_Exercise instructions_
Copy out every line exactly as given.

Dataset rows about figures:
____________________

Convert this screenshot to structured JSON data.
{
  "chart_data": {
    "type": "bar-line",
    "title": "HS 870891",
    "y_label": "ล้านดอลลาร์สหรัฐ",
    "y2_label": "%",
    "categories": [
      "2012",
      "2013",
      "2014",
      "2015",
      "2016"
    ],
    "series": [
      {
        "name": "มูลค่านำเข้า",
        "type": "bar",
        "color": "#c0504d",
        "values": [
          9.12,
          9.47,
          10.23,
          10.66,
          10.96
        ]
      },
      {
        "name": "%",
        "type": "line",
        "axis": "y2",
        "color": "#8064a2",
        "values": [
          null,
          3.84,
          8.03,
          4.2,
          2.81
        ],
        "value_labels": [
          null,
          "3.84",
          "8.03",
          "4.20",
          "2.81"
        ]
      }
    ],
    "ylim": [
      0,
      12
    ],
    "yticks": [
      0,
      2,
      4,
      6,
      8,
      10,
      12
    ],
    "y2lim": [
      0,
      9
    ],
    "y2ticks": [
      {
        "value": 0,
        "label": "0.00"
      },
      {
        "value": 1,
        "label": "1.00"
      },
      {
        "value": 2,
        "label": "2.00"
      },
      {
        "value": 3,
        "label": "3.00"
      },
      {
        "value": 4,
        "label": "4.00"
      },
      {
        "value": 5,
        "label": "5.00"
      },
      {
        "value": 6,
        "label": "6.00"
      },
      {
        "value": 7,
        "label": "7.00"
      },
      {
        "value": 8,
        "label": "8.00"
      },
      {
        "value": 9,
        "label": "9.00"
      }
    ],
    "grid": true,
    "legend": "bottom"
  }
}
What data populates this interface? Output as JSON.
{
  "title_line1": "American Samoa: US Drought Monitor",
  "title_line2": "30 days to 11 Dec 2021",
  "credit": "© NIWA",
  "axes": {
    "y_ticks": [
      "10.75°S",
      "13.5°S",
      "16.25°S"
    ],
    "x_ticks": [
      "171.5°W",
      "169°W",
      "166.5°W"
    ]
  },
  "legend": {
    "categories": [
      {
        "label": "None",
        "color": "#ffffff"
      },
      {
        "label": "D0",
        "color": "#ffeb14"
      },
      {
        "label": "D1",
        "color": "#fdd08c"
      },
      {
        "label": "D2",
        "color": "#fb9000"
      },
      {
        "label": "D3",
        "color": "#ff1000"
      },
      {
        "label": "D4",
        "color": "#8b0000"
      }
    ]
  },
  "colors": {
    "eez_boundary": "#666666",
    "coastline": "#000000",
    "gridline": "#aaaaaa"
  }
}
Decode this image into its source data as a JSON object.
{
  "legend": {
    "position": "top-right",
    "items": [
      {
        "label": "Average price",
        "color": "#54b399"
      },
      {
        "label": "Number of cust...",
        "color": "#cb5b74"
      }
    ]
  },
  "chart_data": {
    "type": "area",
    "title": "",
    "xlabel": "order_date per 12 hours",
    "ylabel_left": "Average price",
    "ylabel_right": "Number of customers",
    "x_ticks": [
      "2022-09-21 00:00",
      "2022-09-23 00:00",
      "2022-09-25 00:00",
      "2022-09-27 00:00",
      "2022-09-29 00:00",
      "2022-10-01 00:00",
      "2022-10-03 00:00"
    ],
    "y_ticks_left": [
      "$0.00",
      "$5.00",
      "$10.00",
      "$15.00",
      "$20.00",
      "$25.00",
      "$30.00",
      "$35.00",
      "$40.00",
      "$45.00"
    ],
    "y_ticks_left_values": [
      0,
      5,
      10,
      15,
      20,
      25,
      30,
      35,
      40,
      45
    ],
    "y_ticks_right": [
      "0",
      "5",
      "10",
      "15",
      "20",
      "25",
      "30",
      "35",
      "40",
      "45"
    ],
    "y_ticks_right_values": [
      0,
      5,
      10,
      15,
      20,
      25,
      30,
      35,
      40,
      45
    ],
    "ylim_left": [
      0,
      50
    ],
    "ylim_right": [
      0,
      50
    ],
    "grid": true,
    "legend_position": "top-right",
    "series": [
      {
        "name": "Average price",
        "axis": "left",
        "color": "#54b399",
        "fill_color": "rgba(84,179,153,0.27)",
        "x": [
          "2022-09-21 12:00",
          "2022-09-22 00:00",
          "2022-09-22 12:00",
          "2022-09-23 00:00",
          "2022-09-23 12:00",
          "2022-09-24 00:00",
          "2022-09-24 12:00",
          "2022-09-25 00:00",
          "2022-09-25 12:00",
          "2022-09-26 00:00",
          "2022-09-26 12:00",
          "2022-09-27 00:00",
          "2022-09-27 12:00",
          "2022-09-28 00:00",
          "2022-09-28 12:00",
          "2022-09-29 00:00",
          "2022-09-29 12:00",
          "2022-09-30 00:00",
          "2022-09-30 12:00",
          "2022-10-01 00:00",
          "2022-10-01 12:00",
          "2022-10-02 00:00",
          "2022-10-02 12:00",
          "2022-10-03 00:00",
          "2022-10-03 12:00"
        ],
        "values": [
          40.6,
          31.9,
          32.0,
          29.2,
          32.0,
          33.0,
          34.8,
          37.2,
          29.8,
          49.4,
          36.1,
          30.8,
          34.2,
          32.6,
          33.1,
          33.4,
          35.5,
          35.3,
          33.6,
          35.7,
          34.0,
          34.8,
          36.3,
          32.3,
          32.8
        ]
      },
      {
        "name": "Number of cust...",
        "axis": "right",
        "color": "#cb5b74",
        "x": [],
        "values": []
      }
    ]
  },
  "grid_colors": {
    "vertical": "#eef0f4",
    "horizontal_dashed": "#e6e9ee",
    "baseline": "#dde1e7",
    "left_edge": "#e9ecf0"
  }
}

____________________

_Worked answer_
Convert this screenshot to structured JSON data.
{
  "chart_data": {
    "type": "bar-line",
    "title": "HS 870891",
    "y_label": "ล้านดอลลาร์สหรัฐ",
    "y2_label": "%",
    "categories": [
      "2012",
      "2013",
      "2014",
      "2015",
      "2016"
    ],
    "series": [
      {
        "name": "มูลค่านำเข้า",
        "type": "bar",
        "color": "#c0504d",
        "values": [
          9.12,
          9.47,
          10.23,
          10.66,
          10.96
        ]
      },
      {
        "name": "%",
        "type": "line",
        "axis": "y2",
        "color": "#8064a2",
        "values": [
          null,
          3.84,
          8.03,
          4.2,
          2.81
        ],
        "value_labels": [
          null,
          "3.84",
          "8.03",
          "4.20",
          "2.81"
        ]
      }
    ],
    "ylim": [
      0,
      12
    ],
    "yticks": [
      0,
      2,
      4,
      6,
      8,
      10,
      12
    ],
    "y2lim": [
      0,
      9
    ],
    "y2ticks": [
      {
        "value": 0,
        "label": "0.00"
      },
      {
        "value": 1,
        "label": "1.00"
      },
      {
        "value": 2,
        "label": "2.00"
      },
      {
        "value": 3,
        "label": "3.00"
      },
      {
        "value": 4,
        "label": "4.00"
      },
      {
        "value": 5,
        "label": "5.00"
      },
      {
        "value": 6,
        "label": "6.00"
      },
      {
        "value": 7,
        "label": "7.00"
      },
      {
        "value": 8,
        "label": "8.00"
      },
      {
        "value": 9,
        "label": "9.00"
      }
    ],
    "grid": true,
    "legend": "bottom"
  }
}
What data populates this interface? Output as JSON.
{
  "title_line1": "American Samoa: US Drought Monitor",
  "title_line2": "30 days to 11 Dec 2021",
  "credit": "© NIWA",
  "axes": {
    "y_ticks": [
      "10.75°S",
      "13.5°S",
      "16.25°S"
    ],
    "x_ticks": [
      "171.5°W",
      "169°W",
      "166.5°W"
    ]
  },
  "legend": {
    "categories": [
      {
        "label": "None",
        "color": "#ffffff"
      },
      {
        "label": "D0",
        "color": "#ffeb14"
      },
      {
        "label": "D1",
        "color": "#fdd08c"
      },
      {
        "label": "D2",
        "color": "#fb9000"
      },
      {
        "label": "D3",
        "color": "#ff1000"
      },
      {
        "label": "D4",
        "color": "#8b0000"
      }
    ]
  },
  "colors": {
    "eez_boundary": "#666666",
    "coastline": "#000000",
    "gridline": "#aaaaaa"
  }
}
Decode this image into its source data as a JSON object.
{
  "legend": {
    "position": "top-right",
    "items": [
      {
        "label": "Average price",
        "color": "#54b399"
      },
      {
        "label": "Number of cust...",
        "color": "#cb5b74"
      }
    ]
  },
  "chart_data": {
    "type": "area",
    "title": "",
    "xlabel": "order_date per 12 hours",
    "ylabel_left": "Average price",
    "ylabel_right": "Number of customers",
    "x_ticks": [
      "2022-09-21 00:00",
      "2022-09-23 00:00",
      "2022-09-25 00:00",
      "2022-09-27 00:00",
      "2022-09-29 00:00",
      "2022-10-01 00:00",
      "2022-10-03 00:00"
    ],
    "y_ticks_left": [
      "$0.00",
      "$5.00",
      "$10.00",
      "$15.00",
      "$20.00",
      "$25.00",
      "$30.00",
      "$35.00",
      "$40.00",
      "$45.00"
    ],
    "y_ticks_left_values": [
      0,
      5,
      10,
      15,
      20,
      25,
      30,
      35,
      40,
      45
    ],
    "y_ticks_right": [
      "0",
      "5",
      "10",
      "15",
      "20",
      "25",
      "30",
      "35",
      "40",
      "45"
    ],
    "y_ticks_right_values": [
      0,
      5,
      10,
      15,
      20,
      25,
      30,
      35,
      40,
      45
    ],
    "ylim_left": [
      0,
      50
    ],
    "ylim_right": [
      0,
      50
    ],
    "grid": true,
    "legend_position": "top-right",
    "series": [
      {
        "name": "Average price",
        "axis": "left",
        "color": "#54b399",
        "fill_color": "rgba(84,179,153,0.27)",
        "x": [
          "2022-09-21 12:00",
          "2022-09-22 00:00",
          "2022-09-22 12:00",
          "2022-09-23 00:00",
          "2022-09-23 12:00",
          "2022-09-24 00:00",
          "2022-09-24 12:00",
          "2022-09-25 00:00",
          "2022-09-25 12:00",
          "2022-09-26 00:00",
          "2022-09-26 12:00",
          "2022-09-27 00:00",
          "2022-09-27 12:00",
          "2022-09-28 00:00",
          "2022-09-28 12:00",
          "2022-09-29 00:00",
          "2022-09-29 12:00",
          "2022-09-30 00:00",
          "2022-09-30 12:00",
          "2022-10-01 00:00",
          "2022-10-01 12:00",
          "2022-10-02 00:00",
          "2022-10-02 12:00",
          "2022-10-03 00:00",
          "2022-10-03 12:00"
        ],
        "values": [
          40.6,
          31.9,
          32.0,
          29.2,
          32.0,
          33.0,
          34.8,
          37.2,
          29.8,
          49.4,
          36.1,
          30.8,
          34.2,
          32.6,
          33.1,
          33.4,
          35.5,
          35.3,
          33.6,
          35.7,
          34.0,
          34.8,
          36.3,
          32.3,
          32.8
        ]
      },
      {
        "name": "Number of cust...",
        "axis": "right",
        "color": "#cb5b74",
        "x": [],
        "values": []
      }
    ]
  },
  "grid_colors": {
    "vertical": "#eef0f4",
    "horizontal_dashed": "#e6e9ee",
    "baseline": "#dde1e7",
    "left_edge": "#e9ecf0"
  }
}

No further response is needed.